* The request *
Locate every line in the records below that contains the word "JSON", and copy each one.

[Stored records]
⁂
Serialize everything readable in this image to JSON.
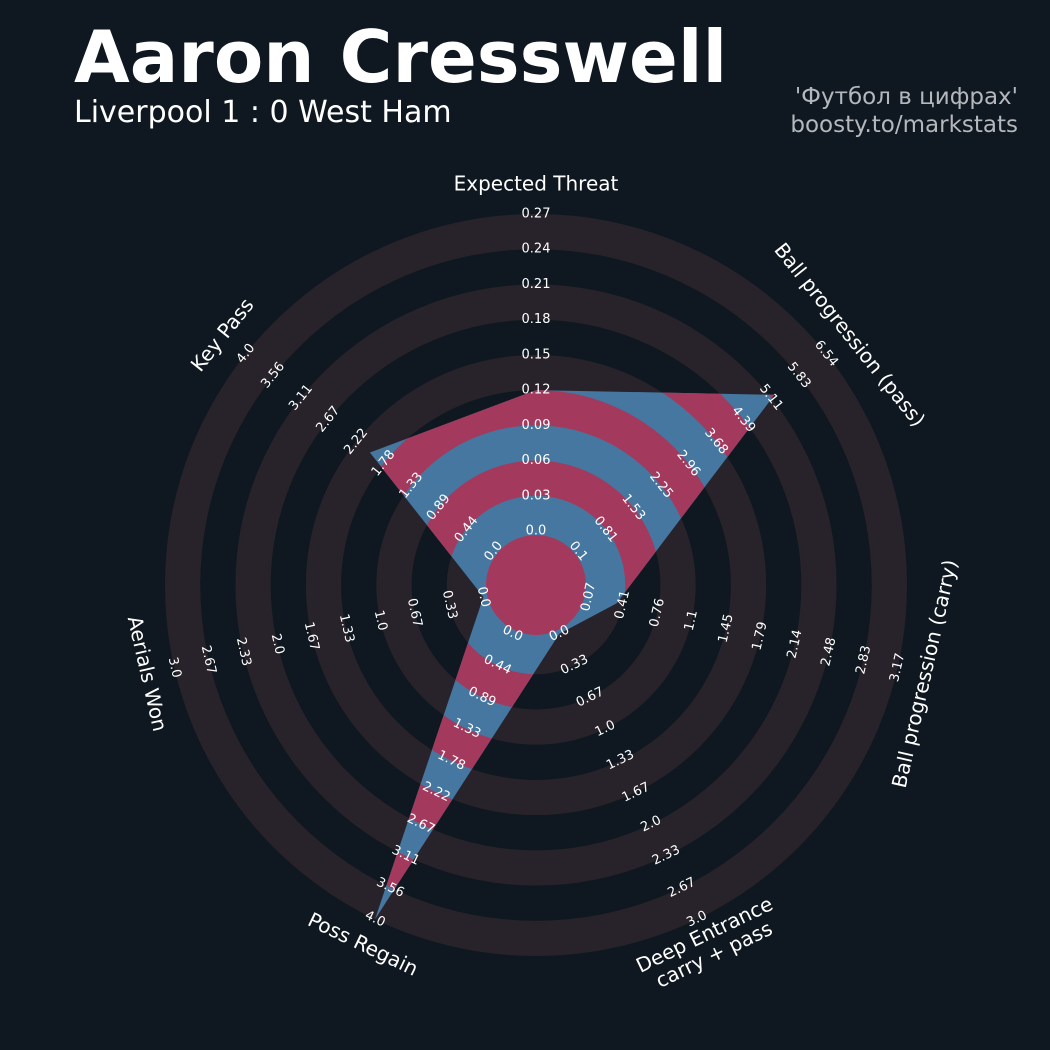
{
  "chart_data": {
    "type": "radar",
    "title": "Aaron Cresswell",
    "subtitle": "Liverpool 1 : 0 West Ham",
    "credits": [
      "'Футбол в цифрах'",
      "boosty.to/markstats"
    ],
    "categories": [
      "Expected Threat",
      "Ball progression (pass)",
      "Ball progression (carry)",
      "Deep Entrance\ncarry + pass",
      "Poss Regain",
      "Aerials Won",
      "Key Pass"
    ],
    "values": [
      0.12,
      5.2,
      0.35,
      0.0,
      4.0,
      0.0,
      2.0
    ],
    "lims": [
      [
        0,
        0.27
      ],
      [
        0.1,
        6.54
      ],
      [
        0.07,
        3.17
      ],
      [
        0,
        3
      ],
      [
        0,
        4
      ],
      [
        0,
        3
      ],
      [
        0,
        4
      ]
    ],
    "ticks": [
      [
        {
          "value": 0,
          "label": "0.0"
        },
        0.03,
        0.06,
        0.09,
        0.12,
        0.15,
        0.18,
        0.21,
        0.24,
        0.27
      ],
      [
        0.1,
        0.81,
        1.53,
        2.25,
        2.96,
        3.68,
        4.39,
        5.11,
        5.83,
        6.54
      ],
      [
        0.07,
        0.41,
        0.76,
        1.1,
        1.45,
        1.79,
        2.14,
        2.48,
        2.83,
        3.17
      ],
      [
        {
          "value": 0,
          "label": "0.0"
        },
        0.33,
        0.67,
        {
          "value": 1,
          "label": "1.0"
        },
        1.33,
        1.67,
        {
          "value": 2,
          "label": "2.0"
        },
        2.33,
        2.67,
        {
          "value": 3,
          "label": "3.0"
        }
      ],
      [
        {
          "value": 0,
          "label": "0.0"
        },
        0.44,
        0.89,
        1.33,
        1.78,
        2.22,
        2.67,
        3.11,
        3.56,
        {
          "value": 4,
          "label": "4.0"
        }
      ],
      [
        {
          "value": 0,
          "label": "0.0"
        },
        0.33,
        0.67,
        {
          "value": 1,
          "label": "1.0"
        },
        1.33,
        1.67,
        {
          "value": 2,
          "label": "2.0"
        },
        2.33,
        2.67,
        {
          "value": 3,
          "label": "3.0"
        }
      ],
      [
        {
          "value": 0,
          "label": "0.0"
        },
        0.44,
        0.89,
        1.33,
        1.78,
        2.22,
        2.67,
        3.11,
        3.56,
        {
          "value": 4,
          "label": "4.0"
        }
      ]
    ],
    "color": "#4577a0",
    "ring_inner_color": "#a33a5e",
    "ring_color": "#28232a"
  }
}
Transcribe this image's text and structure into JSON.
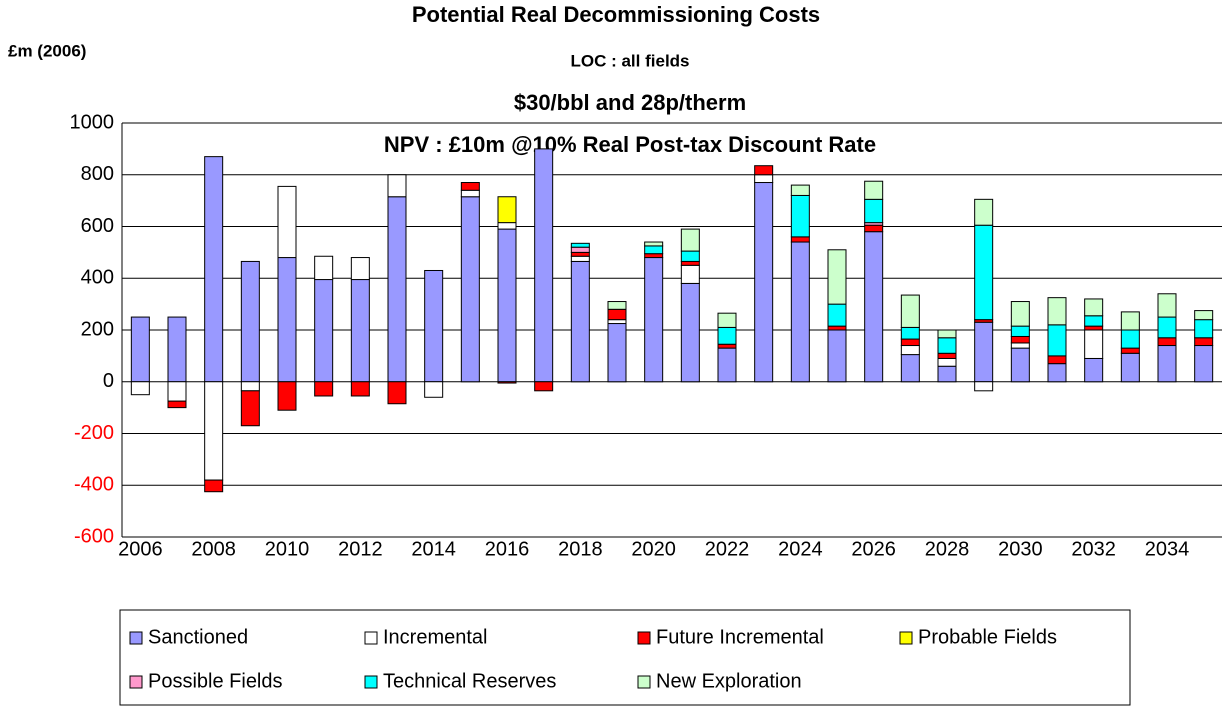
{
  "chart_data": {
    "type": "stacked_bar",
    "title": "Potential Real Decommissioning Costs",
    "subtitle": "LOC : all fields",
    "annotations": [
      "$30/bbl and 28p/therm",
      "NPV : £10m @10% Real Post-tax Discount Rate"
    ],
    "y_label": "£m (2006)",
    "categories": [
      "2006",
      null,
      "2008",
      null,
      "2010",
      null,
      "2012",
      null,
      "2014",
      null,
      "2016",
      null,
      "2018",
      null,
      "2020",
      null,
      "2022",
      null,
      "2024",
      null,
      "2026",
      null,
      "2028",
      null,
      "2030",
      null,
      "2032",
      null,
      "2034",
      null
    ],
    "series": [
      {
        "name": "Sanctioned",
        "color": "#9999ff",
        "values": [
          250,
          250,
          870,
          465,
          480,
          395,
          395,
          715,
          430,
          715,
          590,
          900,
          465,
          225,
          480,
          380,
          130,
          770,
          540,
          200,
          580,
          105,
          60,
          230,
          130,
          70,
          90,
          110,
          140,
          140
        ]
      },
      {
        "name": "Incremental",
        "color": "#ffffff",
        "values": [
          -50,
          -75,
          -380,
          -35,
          275,
          90,
          85,
          85,
          -60,
          25,
          25,
          0,
          20,
          15,
          0,
          70,
          0,
          30,
          0,
          0,
          0,
          35,
          30,
          -35,
          20,
          0,
          110,
          0,
          0,
          0
        ]
      },
      {
        "name": "Future Incremental",
        "color": "#ff0000",
        "values": [
          0,
          -25,
          -45,
          -135,
          -110,
          -55,
          -55,
          -85,
          0,
          30,
          -5,
          -35,
          15,
          40,
          15,
          15,
          15,
          35,
          20,
          15,
          25,
          25,
          20,
          10,
          25,
          30,
          15,
          20,
          30,
          30
        ]
      },
      {
        "name": "Probable Fields",
        "color": "#ffff00",
        "values": [
          0,
          0,
          0,
          0,
          0,
          0,
          0,
          0,
          0,
          0,
          100,
          0,
          0,
          0,
          0,
          0,
          0,
          0,
          0,
          0,
          0,
          0,
          0,
          0,
          0,
          0,
          0,
          0,
          0,
          0
        ]
      },
      {
        "name": "Possible Fields",
        "color": "#ff99cc",
        "values": [
          0,
          0,
          0,
          0,
          0,
          0,
          0,
          0,
          0,
          0,
          0,
          0,
          20,
          0,
          0,
          0,
          0,
          0,
          0,
          0,
          10,
          0,
          0,
          0,
          0,
          0,
          0,
          0,
          0,
          0
        ]
      },
      {
        "name": "Technical Reserves",
        "color": "#00ffff",
        "values": [
          0,
          0,
          0,
          0,
          0,
          0,
          0,
          0,
          0,
          0,
          0,
          0,
          15,
          0,
          30,
          40,
          65,
          0,
          160,
          85,
          90,
          45,
          60,
          365,
          40,
          120,
          40,
          70,
          80,
          70
        ]
      },
      {
        "name": "New Exploration",
        "color": "#ccffcc",
        "values": [
          0,
          0,
          0,
          0,
          0,
          0,
          0,
          0,
          0,
          0,
          0,
          0,
          0,
          30,
          15,
          85,
          55,
          0,
          40,
          210,
          70,
          125,
          30,
          100,
          95,
          105,
          65,
          70,
          90,
          35
        ]
      }
    ],
    "ylim": [
      -600,
      1000
    ],
    "yticks": [
      -600,
      -400,
      -200,
      0,
      200,
      400,
      600,
      800,
      1000
    ],
    "grid": true,
    "negative_tick_color": "#ff0000",
    "legend": "bottom"
  }
}
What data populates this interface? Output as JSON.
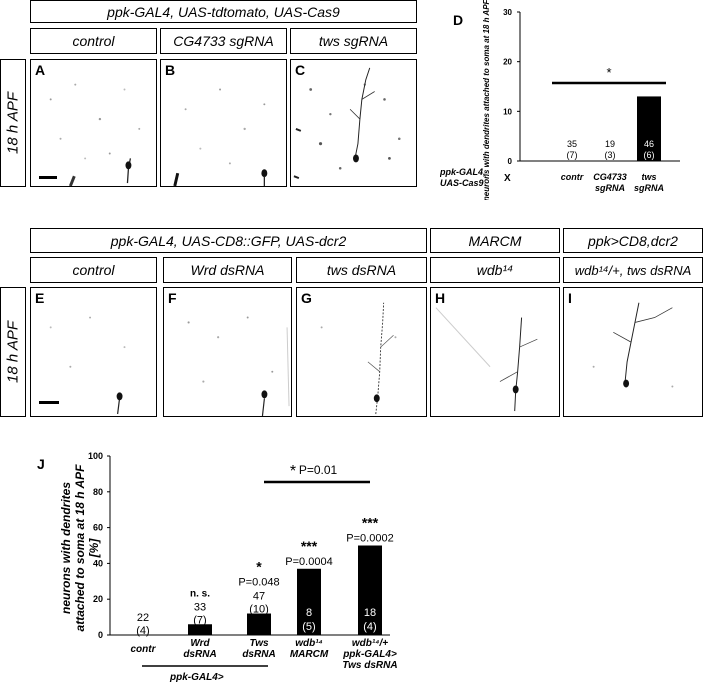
{
  "top": {
    "header": "ppk-GAL4, UAS-tdtomato, UAS-Cas9",
    "conditions": [
      "control",
      "CG4733 sgRNA",
      "tws sgRNA"
    ],
    "panels": [
      "A",
      "B",
      "C"
    ],
    "side_label": "18 h APF"
  },
  "middle": {
    "header_main": "ppk-GAL4, UAS-CD8::GFP, UAS-dcr2",
    "header_marcm": "MARCM",
    "header_ppk": "ppk>CD8,dcr2",
    "conditions": [
      "control",
      "Wrd dsRNA",
      "tws dsRNA",
      "wdb¹⁴",
      "wdb¹⁴/+, tws dsRNA"
    ],
    "panels": [
      "E",
      "F",
      "G",
      "H",
      "I"
    ],
    "side_label": "18 h APF"
  },
  "chart_D": {
    "panel_label": "D",
    "chart_data": {
      "type": "bar",
      "categories": [
        "contr",
        "CG4733 sgRNA",
        "tws sgRNA"
      ],
      "values": [
        0,
        0,
        13
      ],
      "n_neurons": [
        "35",
        "19",
        "46"
      ],
      "n_animals": [
        "(7)",
        "(3)",
        "(6)"
      ],
      "ylabel": "neurons with dendrites attached to soma at 18 h APF [%]",
      "yticks": [
        "0",
        "10",
        "20",
        "30"
      ],
      "ylim": [
        0,
        30
      ],
      "genotype_label": "ppk-GAL4, UAS-Cas9",
      "cross_symbol": "X",
      "significance": "*"
    }
  },
  "chart_J": {
    "panel_label": "J",
    "chart_data": {
      "type": "bar",
      "categories": [
        "contr",
        "Wrd dsRNA",
        "Tws dsRNA",
        "wdb¹⁴ MARCM",
        "wdb¹⁴/+ ppk-GAL4> Tws dsRNA"
      ],
      "values": [
        0,
        6,
        12,
        37,
        50
      ],
      "n_neurons": [
        "22",
        "33",
        "47",
        "8",
        "18"
      ],
      "n_animals": [
        "(4)",
        "(7)",
        "(10)",
        "(5)",
        "(4)"
      ],
      "significance": [
        "",
        "n. s.",
        "*",
        "***",
        "***"
      ],
      "p_values": [
        "",
        "",
        "P=0.048",
        "P=0.0004",
        "P=0.0002"
      ],
      "ylabel": "neurons with dendrites attached to soma at 18 h APF [%]",
      "yticks": [
        "0",
        "20",
        "40",
        "60",
        "80",
        "100"
      ],
      "ylim": [
        0,
        100
      ],
      "group_label": "ppk-GAL4>",
      "comparison_star": "*",
      "comparison_p": "P=0.01"
    }
  }
}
⁂
* Finished exercise *
Serialize everything readable in this image to JSON.
Transcribe this image's text and structure into JSON.
What data populates this interface? Output as JSON.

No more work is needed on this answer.